**Exercise**
Filter for the word "ffffff" and keep each matching line.

— Start of Record set —

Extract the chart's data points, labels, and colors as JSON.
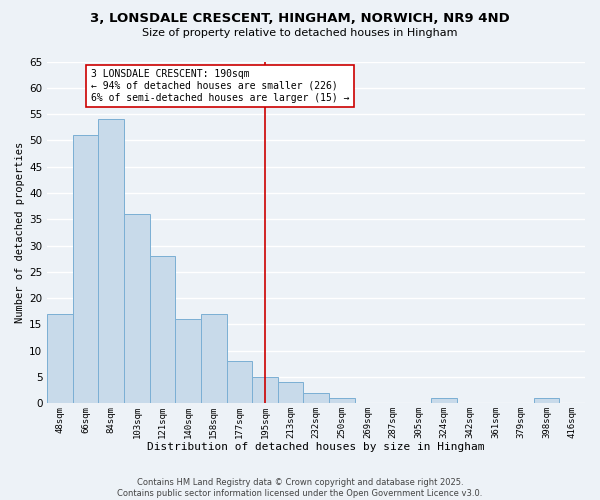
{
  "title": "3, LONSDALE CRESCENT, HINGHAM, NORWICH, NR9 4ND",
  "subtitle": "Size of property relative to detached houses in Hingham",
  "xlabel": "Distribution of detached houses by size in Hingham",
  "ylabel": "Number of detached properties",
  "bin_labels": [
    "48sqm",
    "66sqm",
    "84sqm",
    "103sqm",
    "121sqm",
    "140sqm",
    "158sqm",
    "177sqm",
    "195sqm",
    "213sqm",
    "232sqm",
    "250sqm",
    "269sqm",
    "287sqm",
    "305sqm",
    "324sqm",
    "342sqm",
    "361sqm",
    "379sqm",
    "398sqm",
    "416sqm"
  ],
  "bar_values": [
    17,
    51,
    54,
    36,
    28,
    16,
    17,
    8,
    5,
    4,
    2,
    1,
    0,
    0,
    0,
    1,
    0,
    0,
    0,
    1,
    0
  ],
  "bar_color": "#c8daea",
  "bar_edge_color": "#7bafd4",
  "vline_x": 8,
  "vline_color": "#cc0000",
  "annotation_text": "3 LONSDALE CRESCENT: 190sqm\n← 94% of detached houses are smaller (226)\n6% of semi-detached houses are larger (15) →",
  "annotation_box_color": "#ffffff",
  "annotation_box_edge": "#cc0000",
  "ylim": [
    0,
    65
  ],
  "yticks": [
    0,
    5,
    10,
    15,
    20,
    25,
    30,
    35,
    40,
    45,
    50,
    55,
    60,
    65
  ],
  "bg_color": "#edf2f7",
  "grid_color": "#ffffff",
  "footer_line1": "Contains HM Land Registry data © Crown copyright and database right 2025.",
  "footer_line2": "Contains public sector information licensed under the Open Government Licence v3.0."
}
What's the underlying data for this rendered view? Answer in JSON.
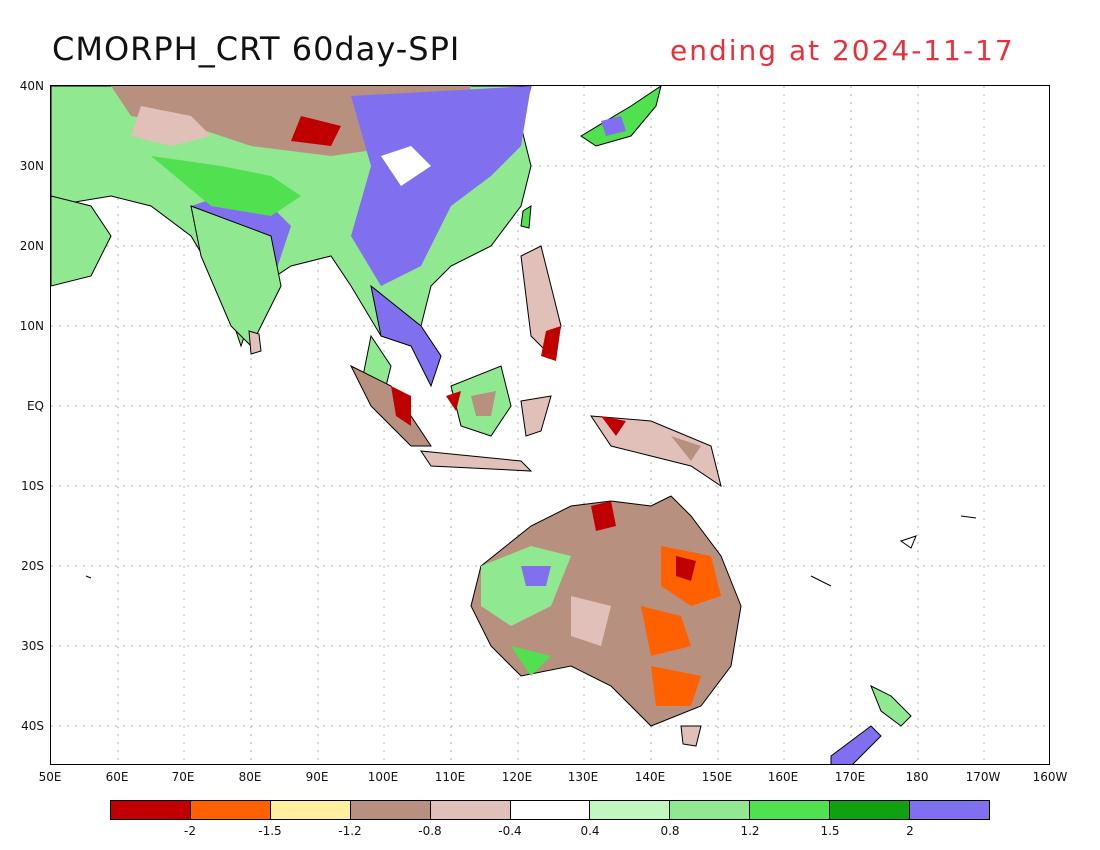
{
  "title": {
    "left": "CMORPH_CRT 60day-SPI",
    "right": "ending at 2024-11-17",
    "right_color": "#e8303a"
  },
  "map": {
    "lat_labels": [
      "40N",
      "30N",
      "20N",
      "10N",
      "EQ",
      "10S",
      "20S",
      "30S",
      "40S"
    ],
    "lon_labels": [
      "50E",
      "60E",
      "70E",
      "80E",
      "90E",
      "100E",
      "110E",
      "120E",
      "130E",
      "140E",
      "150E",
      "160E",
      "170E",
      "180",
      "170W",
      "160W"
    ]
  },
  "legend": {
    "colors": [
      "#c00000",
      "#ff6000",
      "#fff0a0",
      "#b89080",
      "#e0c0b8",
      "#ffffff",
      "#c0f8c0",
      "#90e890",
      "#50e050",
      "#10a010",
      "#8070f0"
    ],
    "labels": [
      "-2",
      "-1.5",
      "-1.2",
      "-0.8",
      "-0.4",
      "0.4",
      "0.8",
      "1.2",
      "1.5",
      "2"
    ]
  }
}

— End of Record set —

**Task result**
  "annotation_box_color": "#ffffff",
  "grid_color": "#ffffff",
      "#ffffff",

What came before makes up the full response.